» **SHORT EXERCISE**
Reproduce all records exactly.

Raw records
============

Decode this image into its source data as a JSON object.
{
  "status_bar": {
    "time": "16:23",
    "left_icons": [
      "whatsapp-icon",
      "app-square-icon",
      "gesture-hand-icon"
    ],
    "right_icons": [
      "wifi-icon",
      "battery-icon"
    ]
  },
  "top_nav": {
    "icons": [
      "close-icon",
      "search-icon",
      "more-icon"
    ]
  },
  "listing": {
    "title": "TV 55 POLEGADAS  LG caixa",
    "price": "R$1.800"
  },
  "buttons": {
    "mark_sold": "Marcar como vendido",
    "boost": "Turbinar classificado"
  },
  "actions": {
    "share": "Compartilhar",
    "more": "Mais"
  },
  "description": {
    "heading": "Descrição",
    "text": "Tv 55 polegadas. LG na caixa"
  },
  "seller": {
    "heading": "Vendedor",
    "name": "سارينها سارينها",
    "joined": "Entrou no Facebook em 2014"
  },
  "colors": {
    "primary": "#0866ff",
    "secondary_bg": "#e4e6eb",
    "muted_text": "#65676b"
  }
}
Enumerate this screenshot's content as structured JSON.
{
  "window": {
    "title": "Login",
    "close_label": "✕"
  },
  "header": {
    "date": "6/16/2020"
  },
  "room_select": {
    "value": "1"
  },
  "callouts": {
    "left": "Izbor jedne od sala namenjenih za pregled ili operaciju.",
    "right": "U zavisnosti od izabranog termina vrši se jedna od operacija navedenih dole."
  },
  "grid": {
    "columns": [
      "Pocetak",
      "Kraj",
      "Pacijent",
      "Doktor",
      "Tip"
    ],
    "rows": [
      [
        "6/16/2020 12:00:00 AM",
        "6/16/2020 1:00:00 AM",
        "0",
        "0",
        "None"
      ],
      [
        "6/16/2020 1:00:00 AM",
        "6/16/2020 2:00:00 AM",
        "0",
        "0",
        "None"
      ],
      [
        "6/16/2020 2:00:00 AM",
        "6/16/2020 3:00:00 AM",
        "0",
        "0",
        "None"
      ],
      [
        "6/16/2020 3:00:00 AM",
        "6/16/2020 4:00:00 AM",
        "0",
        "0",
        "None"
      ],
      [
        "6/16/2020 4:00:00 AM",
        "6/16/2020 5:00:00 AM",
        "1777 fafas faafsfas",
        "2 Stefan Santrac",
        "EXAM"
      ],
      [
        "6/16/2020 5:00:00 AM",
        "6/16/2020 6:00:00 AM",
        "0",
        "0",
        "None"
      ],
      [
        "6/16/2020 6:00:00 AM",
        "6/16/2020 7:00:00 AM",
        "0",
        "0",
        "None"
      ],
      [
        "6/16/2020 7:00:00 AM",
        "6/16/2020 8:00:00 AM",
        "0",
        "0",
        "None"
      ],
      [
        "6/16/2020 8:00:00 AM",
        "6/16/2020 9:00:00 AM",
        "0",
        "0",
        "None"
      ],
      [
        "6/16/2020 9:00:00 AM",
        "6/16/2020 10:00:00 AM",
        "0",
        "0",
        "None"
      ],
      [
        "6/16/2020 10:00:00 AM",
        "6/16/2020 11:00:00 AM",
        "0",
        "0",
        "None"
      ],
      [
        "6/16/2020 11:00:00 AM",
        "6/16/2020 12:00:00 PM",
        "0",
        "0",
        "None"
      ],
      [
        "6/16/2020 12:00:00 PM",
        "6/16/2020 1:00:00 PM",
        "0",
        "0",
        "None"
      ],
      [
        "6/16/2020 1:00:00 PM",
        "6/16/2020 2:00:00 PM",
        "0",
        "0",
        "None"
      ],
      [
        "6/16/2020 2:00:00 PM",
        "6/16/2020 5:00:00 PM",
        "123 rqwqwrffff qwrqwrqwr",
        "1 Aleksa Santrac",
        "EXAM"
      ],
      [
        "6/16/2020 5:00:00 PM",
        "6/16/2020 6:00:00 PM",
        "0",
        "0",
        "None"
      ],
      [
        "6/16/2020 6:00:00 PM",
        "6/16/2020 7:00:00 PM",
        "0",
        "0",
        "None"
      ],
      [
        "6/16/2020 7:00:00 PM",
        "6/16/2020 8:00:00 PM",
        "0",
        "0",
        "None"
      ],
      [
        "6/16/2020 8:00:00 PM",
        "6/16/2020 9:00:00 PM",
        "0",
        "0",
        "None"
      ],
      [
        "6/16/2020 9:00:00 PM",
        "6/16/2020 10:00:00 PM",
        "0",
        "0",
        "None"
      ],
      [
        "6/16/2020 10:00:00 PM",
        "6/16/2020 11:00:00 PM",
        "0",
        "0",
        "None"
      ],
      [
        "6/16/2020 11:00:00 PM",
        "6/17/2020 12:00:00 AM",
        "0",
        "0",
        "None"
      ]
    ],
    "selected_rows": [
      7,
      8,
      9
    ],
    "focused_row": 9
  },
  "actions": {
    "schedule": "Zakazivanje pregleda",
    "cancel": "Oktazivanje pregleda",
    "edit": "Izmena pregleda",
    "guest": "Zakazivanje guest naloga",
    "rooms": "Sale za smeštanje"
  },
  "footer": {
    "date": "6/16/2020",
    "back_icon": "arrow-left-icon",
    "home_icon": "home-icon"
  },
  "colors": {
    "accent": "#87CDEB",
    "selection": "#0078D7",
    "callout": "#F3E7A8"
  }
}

============

» **CORRECT RESULT**
Decode this image into its source data as a JSON object.
{
  "status_bar": {
    "time": "16:23",
    "left_icons": [
      "whatsapp-icon",
      "app-square-icon",
      "gesture-hand-icon"
    ],
    "right_icons": [
      "wifi-icon",
      "battery-icon"
    ]
  },
  "top_nav": {
    "icons": [
      "close-icon",
      "search-icon",
      "more-icon"
    ]
  },
  "listing": {
    "title": "TV 55 POLEGADAS  LG caixa",
    "price": "R$1.800"
  },
  "buttons": {
    "mark_sold": "Marcar como vendido",
    "boost": "Turbinar classificado"
  },
  "actions": {
    "share": "Compartilhar",
    "more": "Mais"
  },
  "description": {
    "heading": "Descrição",
    "text": "Tv 55 polegadas. LG na caixa"
  },
  "seller": {
    "heading": "Vendedor",
    "name": "سارينها سارينها",
    "joined": "Entrou no Facebook em 2014"
  },
  "colors": {
    "primary": "#0866ff",
    "secondary_bg": "#e4e6eb",
    "muted_text": "#65676b"
  }
}
Enumerate this screenshot's content as structured JSON.
{
  "window": {
    "title": "Login",
    "close_label": "✕"
  },
  "header": {
    "date": "6/16/2020"
  },
  "room_select": {
    "value": "1"
  },
  "callouts": {
    "left": "Izbor jedne od sala namenjenih za pregled ili operaciju.",
    "right": "U zavisnosti od izabranog termina vrši se jedna od operacija navedenih dole."
  },
  "grid": {
    "columns": [
      "Pocetak",
      "Kraj",
      "Pacijent",
      "Doktor",
      "Tip"
    ],
    "rows": [
      [
        "6/16/2020 12:00:00 AM",
        "6/16/2020 1:00:00 AM",
        "0",
        "0",
        "None"
      ],
      [
        "6/16/2020 1:00:00 AM",
        "6/16/2020 2:00:00 AM",
        "0",
        "0",
        "None"
      ],
      [
        "6/16/2020 2:00:00 AM",
        "6/16/2020 3:00:00 AM",
        "0",
        "0",
        "None"
      ],
      [
        "6/16/2020 3:00:00 AM",
        "6/16/2020 4:00:00 AM",
        "0",
        "0",
        "None"
      ],
      [
        "6/16/2020 4:00:00 AM",
        "6/16/2020 5:00:00 AM",
        "1777 fafas faafsfas",
        "2 Stefan Santrac",
        "EXAM"
      ],
      [
        "6/16/2020 5:00:00 AM",
        "6/16/2020 6:00:00 AM",
        "0",
        "0",
        "None"
      ],
      [
        "6/16/2020 6:00:00 AM",
        "6/16/2020 7:00:00 AM",
        "0",
        "0",
        "None"
      ],
      [
        "6/16/2020 7:00:00 AM",
        "6/16/2020 8:00:00 AM",
        "0",
        "0",
        "None"
      ],
      [
        "6/16/2020 8:00:00 AM",
        "6/16/2020 9:00:00 AM",
        "0",
        "0",
        "None"
      ],
      [
        "6/16/2020 9:00:00 AM",
        "6/16/2020 10:00:00 AM",
        "0",
        "0",
        "None"
      ],
      [
        "6/16/2020 10:00:00 AM",
        "6/16/2020 11:00:00 AM",
        "0",
        "0",
        "None"
      ],
      [
        "6/16/2020 11:00:00 AM",
        "6/16/2020 12:00:00 PM",
        "0",
        "0",
        "None"
      ],
      [
        "6/16/2020 12:00:00 PM",
        "6/16/2020 1:00:00 PM",
        "0",
        "0",
        "None"
      ],
      [
        "6/16/2020 1:00:00 PM",
        "6/16/2020 2:00:00 PM",
        "0",
        "0",
        "None"
      ],
      [
        "6/16/2020 2:00:00 PM",
        "6/16/2020 5:00:00 PM",
        "123 rqwqwrffff qwrqwrqwr",
        "1 Aleksa Santrac",
        "EXAM"
      ],
      [
        "6/16/2020 5:00:00 PM",
        "6/16/2020 6:00:00 PM",
        "0",
        "0",
        "None"
      ],
      [
        "6/16/2020 6:00:00 PM",
        "6/16/2020 7:00:00 PM",
        "0",
        "0",
        "None"
      ],
      [
        "6/16/2020 7:00:00 PM",
        "6/16/2020 8:00:00 PM",
        "0",
        "0",
        "None"
      ],
      [
        "6/16/2020 8:00:00 PM",
        "6/16/2020 9:00:00 PM",
        "0",
        "0",
        "None"
      ],
      [
        "6/16/2020 9:00:00 PM",
        "6/16/2020 10:00:00 PM",
        "0",
        "0",
        "None"
      ],
      [
        "6/16/2020 10:00:00 PM",
        "6/16/2020 11:00:00 PM",
        "0",
        "0",
        "None"
      ],
      [
        "6/16/2020 11:00:00 PM",
        "6/17/2020 12:00:00 AM",
        "0",
        "0",
        "None"
      ]
    ],
    "selected_rows": [
      7,
      8,
      9
    ],
    "focused_row": 9
  },
  "actions": {
    "schedule": "Zakazivanje pregleda",
    "cancel": "Oktazivanje pregleda",
    "edit": "Izmena pregleda",
    "guest": "Zakazivanje guest naloga",
    "rooms": "Sale za smeštanje"
  },
  "footer": {
    "date": "6/16/2020",
    "back_icon": "arrow-left-icon",
    "home_icon": "home-icon"
  },
  "colors": {
    "accent": "#87CDEB",
    "selection": "#0078D7",
    "callout": "#F3E7A8"
  }
}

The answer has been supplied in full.